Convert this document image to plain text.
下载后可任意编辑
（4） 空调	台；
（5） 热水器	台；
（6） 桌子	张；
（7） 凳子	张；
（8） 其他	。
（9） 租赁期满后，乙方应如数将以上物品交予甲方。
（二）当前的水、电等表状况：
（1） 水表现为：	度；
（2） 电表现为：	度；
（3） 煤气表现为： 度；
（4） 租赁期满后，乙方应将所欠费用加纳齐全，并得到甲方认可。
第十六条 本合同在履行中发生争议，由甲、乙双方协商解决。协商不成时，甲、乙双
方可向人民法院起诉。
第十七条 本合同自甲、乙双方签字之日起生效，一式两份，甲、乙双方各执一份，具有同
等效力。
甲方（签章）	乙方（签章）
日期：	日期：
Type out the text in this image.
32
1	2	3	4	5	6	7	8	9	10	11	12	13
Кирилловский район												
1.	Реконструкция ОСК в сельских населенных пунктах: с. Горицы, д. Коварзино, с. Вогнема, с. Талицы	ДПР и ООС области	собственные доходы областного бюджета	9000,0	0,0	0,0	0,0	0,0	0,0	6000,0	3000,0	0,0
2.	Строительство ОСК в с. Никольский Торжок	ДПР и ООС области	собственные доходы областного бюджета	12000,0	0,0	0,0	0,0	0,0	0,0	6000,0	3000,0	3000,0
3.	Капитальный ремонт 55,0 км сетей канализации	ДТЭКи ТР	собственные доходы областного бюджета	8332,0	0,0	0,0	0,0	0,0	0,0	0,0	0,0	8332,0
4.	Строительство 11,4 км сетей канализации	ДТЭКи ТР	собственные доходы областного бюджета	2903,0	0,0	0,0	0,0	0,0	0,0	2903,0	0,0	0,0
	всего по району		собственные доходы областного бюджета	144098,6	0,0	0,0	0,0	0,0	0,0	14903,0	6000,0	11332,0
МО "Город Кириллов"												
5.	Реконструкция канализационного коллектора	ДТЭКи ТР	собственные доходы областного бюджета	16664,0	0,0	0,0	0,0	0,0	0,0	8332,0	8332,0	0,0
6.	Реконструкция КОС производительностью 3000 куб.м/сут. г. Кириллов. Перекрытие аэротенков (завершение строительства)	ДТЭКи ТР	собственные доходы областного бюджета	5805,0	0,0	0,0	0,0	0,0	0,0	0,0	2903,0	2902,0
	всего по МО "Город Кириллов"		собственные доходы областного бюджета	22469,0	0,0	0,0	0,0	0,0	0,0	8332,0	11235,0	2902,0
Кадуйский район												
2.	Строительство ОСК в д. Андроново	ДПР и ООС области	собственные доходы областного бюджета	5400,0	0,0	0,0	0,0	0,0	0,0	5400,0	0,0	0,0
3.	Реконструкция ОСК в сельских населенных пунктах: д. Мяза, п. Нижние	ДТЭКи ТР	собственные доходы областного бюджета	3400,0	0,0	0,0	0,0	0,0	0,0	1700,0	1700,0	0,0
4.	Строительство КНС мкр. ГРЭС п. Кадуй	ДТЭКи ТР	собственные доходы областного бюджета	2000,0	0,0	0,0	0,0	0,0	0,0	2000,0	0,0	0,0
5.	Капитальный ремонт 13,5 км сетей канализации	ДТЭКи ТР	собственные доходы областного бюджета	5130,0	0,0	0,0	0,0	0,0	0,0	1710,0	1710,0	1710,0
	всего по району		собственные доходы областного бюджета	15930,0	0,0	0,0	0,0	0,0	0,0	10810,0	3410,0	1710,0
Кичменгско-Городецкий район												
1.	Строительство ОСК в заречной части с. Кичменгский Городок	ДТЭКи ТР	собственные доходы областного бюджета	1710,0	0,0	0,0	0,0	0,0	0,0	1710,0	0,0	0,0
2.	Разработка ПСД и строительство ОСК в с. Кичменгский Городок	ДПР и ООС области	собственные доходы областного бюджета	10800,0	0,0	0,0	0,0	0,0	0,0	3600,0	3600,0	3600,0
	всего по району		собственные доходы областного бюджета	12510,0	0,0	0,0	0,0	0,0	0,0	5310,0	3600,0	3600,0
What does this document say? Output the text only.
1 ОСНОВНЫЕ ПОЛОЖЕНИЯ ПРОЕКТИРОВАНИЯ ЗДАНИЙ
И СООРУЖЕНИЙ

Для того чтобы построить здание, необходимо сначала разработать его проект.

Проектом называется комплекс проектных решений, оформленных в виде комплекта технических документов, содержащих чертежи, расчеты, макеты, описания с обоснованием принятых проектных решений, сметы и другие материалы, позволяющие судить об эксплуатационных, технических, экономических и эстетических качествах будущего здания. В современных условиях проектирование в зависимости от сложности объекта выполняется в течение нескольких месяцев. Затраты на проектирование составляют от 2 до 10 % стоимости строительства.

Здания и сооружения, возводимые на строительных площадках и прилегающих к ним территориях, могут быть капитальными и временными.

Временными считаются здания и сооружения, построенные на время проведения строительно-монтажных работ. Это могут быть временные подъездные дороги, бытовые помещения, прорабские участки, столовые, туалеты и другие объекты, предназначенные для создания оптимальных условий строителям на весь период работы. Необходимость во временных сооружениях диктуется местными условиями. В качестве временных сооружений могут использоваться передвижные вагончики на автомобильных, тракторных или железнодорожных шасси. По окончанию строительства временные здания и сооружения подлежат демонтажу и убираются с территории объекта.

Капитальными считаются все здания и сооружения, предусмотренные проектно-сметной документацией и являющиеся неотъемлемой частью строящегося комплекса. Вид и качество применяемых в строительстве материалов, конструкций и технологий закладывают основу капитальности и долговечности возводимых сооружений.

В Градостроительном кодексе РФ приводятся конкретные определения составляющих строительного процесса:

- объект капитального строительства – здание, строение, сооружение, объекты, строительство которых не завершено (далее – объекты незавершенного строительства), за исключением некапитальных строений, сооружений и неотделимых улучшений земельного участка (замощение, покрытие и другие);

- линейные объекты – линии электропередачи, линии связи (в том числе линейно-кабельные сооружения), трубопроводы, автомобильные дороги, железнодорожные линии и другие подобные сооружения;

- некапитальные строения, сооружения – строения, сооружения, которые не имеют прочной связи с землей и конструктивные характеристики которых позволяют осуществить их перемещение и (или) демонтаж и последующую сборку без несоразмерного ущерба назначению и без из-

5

━━━━━━━━━━━━━━━━━━━━

SET TASK: Take the entries above and copy them out exactly.

ANSWER TO THE TASK:
Convert this document image to plain text.
下载后可任意编辑
（4） 空调	台；
（5） 热水器	台；
（6） 桌子	张；
（7） 凳子	张；
（8） 其他	。
（9） 租赁期满后，乙方应如数将以上物品交予甲方。
（二）当前的水、电等表状况：
（1） 水表现为：	度；
（2） 电表现为：	度；
（3） 煤气表现为： 度；
（4） 租赁期满后，乙方应将所欠费用加纳齐全，并得到甲方认可。
第十六条 本合同在履行中发生争议，由甲、乙双方协商解决。协商不成时，甲、乙双
方可向人民法院起诉。
第十七条 本合同自甲、乙双方签字之日起生效，一式两份，甲、乙双方各执一份，具有同
等效力。
甲方（签章）	乙方（签章）
日期：	日期：
Type out the text in this image.
32
1	2	3	4	5	6	7	8	9	10	11	12	13
Кирилловский район												
1.	Реконструкция ОСК в сельских населенных пунктах: с. Горицы, д. Коварзино, с. Вогнема, с. Талицы	ДПР и ООС области	собственные доходы областного бюджета	9000,0	0,0	0,0	0,0	0,0	0,0	6000,0	3000,0	0,0
2.	Строительство ОСК в с. Никольский Торжок	ДПР и ООС области	собственные доходы областного бюджета	12000,0	0,0	0,0	0,0	0,0	0,0	6000,0	3000,0	3000,0
3.	Капитальный ремонт 55,0 км сетей канализации	ДТЭКи ТР	собственные доходы областного бюджета	8332,0	0,0	0,0	0,0	0,0	0,0	0,0	0,0	8332,0
4.	Строительство 11,4 км сетей канализации	ДТЭКи ТР	собственные доходы областного бюджета	2903,0	0,0	0,0	0,0	0,0	0,0	2903,0	0,0	0,0
	всего по району		собственные доходы областного бюджета	144098,6	0,0	0,0	0,0	0,0	0,0	14903,0	6000,0	11332,0
МО "Город Кириллов"												
5.	Реконструкция канализационного коллектора	ДТЭКи ТР	собственные доходы областного бюджета	16664,0	0,0	0,0	0,0	0,0	0,0	8332,0	8332,0	0,0
6.	Реконструкция КОС производительностью 3000 куб.м/сут. г. Кириллов. Перекрытие аэротенков (завершение строительства)	ДТЭКи ТР	собственные доходы областного бюджета	5805,0	0,0	0,0	0,0	0,0	0,0	0,0	2903,0	2902,0
	всего по МО "Город Кириллов"		собственные доходы областного бюджета	22469,0	0,0	0,0	0,0	0,0	0,0	8332,0	11235,0	2902,0
Кадуйский район												
2.	Строительство ОСК в д. Андроново	ДПР и ООС области	собственные доходы областного бюджета	5400,0	0,0	0,0	0,0	0,0	0,0	5400,0	0,0	0,0
3.	Реконструкция ОСК в сельских населенных пунктах: д. Мяза, п. Нижние	ДТЭКи ТР	собственные доходы областного бюджета	3400,0	0,0	0,0	0,0	0,0	0,0	1700,0	1700,0	0,0
4.	Строительство КНС мкр. ГРЭС п. Кадуй	ДТЭКи ТР	собственные доходы областного бюджета	2000,0	0,0	0,0	0,0	0,0	0,0	2000,0	0,0	0,0
5.	Капитальный ремонт 13,5 км сетей канализации	ДТЭКи ТР	собственные доходы областного бюджета	5130,0	0,0	0,0	0,0	0,0	0,0	1710,0	1710,0	1710,0
	всего по району		собственные доходы областного бюджета	15930,0	0,0	0,0	0,0	0,0	0,0	10810,0	3410,0	1710,0
Кичменгско-Городецкий район												
1.	Строительство ОСК в заречной части с. Кичменгский Городок	ДТЭКи ТР	собственные доходы областного бюджета	1710,0	0,0	0,0	0,0	0,0	0,0	1710,0	0,0	0,0
2.	Разработка ПСД и строительство ОСК в с. Кичменгский Городок	ДПР и ООС области	собственные доходы областного бюджета	10800,0	0,0	0,0	0,0	0,0	0,0	3600,0	3600,0	3600,0
	всего по району		собственные доходы областного бюджета	12510,0	0,0	0,0	0,0	0,0	0,0	5310,0	3600,0	3600,0
What does this document say? Output the text only.
1 ОСНОВНЫЕ ПОЛОЖЕНИЯ ПРОЕКТИРОВАНИЯ ЗДАНИЙ
И СООРУЖЕНИЙ

Для того чтобы построить здание, необходимо сначала разработать его проект.

Проектом называется комплекс проектных решений, оформленных в виде комплекта технических документов, содержащих чертежи, расчеты, макеты, описания с обоснованием принятых проектных решений, сметы и другие материалы, позволяющие судить об эксплуатационных, технических, экономических и эстетических качествах будущего здания. В современных условиях проектирование в зависимости от сложности объекта выполняется в течение нескольких месяцев. Затраты на проектирование составляют от 2 до 10 % стоимости строительства.

Здания и сооружения, возводимые на строительных площадках и прилегающих к ним территориях, могут быть капитальными и временными.

Временными считаются здания и сооружения, построенные на время проведения строительно-монтажных работ. Это могут быть временные подъездные дороги, бытовые помещения, прорабские участки, столовые, туалеты и другие объекты, предназначенные для создания оптимальных условий строителям на весь период работы. Необходимость во временных сооружениях диктуется местными условиями. В качестве временных сооружений могут использоваться передвижные вагончики на автомобильных, тракторных или железнодорожных шасси. По окончанию строительства временные здания и сооружения подлежат демонтажу и убираются с территории объекта.

Капитальными считаются все здания и сооружения, предусмотренные проектно-сметной документацией и являющиеся неотъемлемой частью строящегося комплекса. Вид и качество применяемых в строительстве материалов, конструкций и технологий закладывают основу капитальности и долговечности возводимых сооружений.

В Градостроительном кодексе РФ приводятся конкретные определения составляющих строительного процесса:

- объект капитального строительства – здание, строение, сооружение, объекты, строительство которых не завершено (далее – объекты незавершенного строительства), за исключением некапитальных строений, сооружений и неотделимых улучшений земельного участка (замощение, покрытие и другие);

- линейные объекты – линии электропередачи, линии связи (в том числе линейно-кабельные сооружения), трубопроводы, автомобильные дороги, железнодорожные линии и другие подобные сооружения;

- некапитальные строения, сооружения – строения, сооружения, которые не имеют прочной связи с землей и конструктивные характеристики которых позволяют осуществить их перемещение и (или) демонтаж и последующую сборку без несоразмерного ущерба назначению и без из-

5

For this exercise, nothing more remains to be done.